►
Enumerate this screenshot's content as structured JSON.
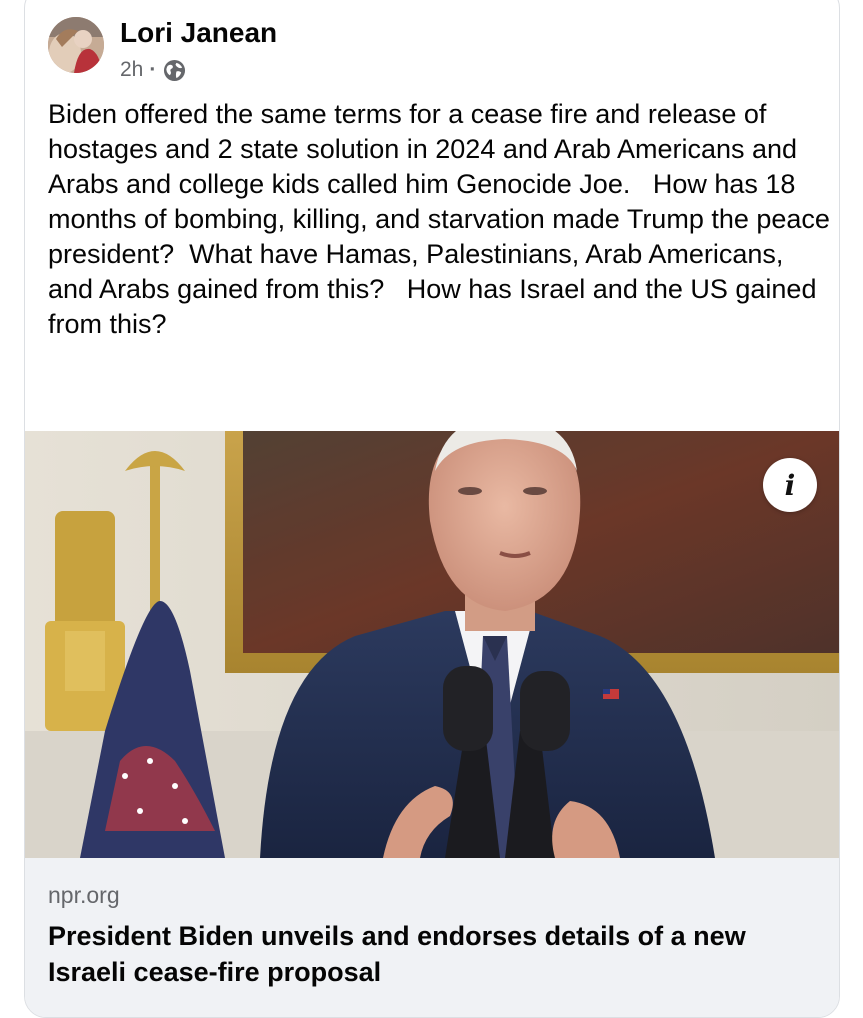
{
  "post": {
    "author": "Lori Janean",
    "time": "2h",
    "separator": "·",
    "privacy_icon": "globe-icon",
    "text": "Biden offered the same terms for a cease fire and release of hostages and 2 state solution in 2024 and Arab Americans and Arabs and college kids called him Genocide Joe.   How has 18 months of bombing, killing, and starvation made Trump the peace president?  What have Hamas, Palestinians, Arab Americans, and Arabs gained from this?   How has Israel and the US gained from this?"
  },
  "link_preview": {
    "info_icon": "info-icon",
    "info_glyph": "i",
    "domain": "npr.org",
    "headline": "President Biden unveils and endorses details of a new Israeli cease-fire proposal"
  },
  "colors": {
    "text_primary": "#050505",
    "text_secondary": "#65676b",
    "footer_background": "#f0f2f5",
    "card_border": "#dcdfe3"
  }
}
◄
WHAT IS REQUIRED ::
Using the entries above, state how many lines include the word "fire", with no other words.

EXERCISE ANSWER ::
2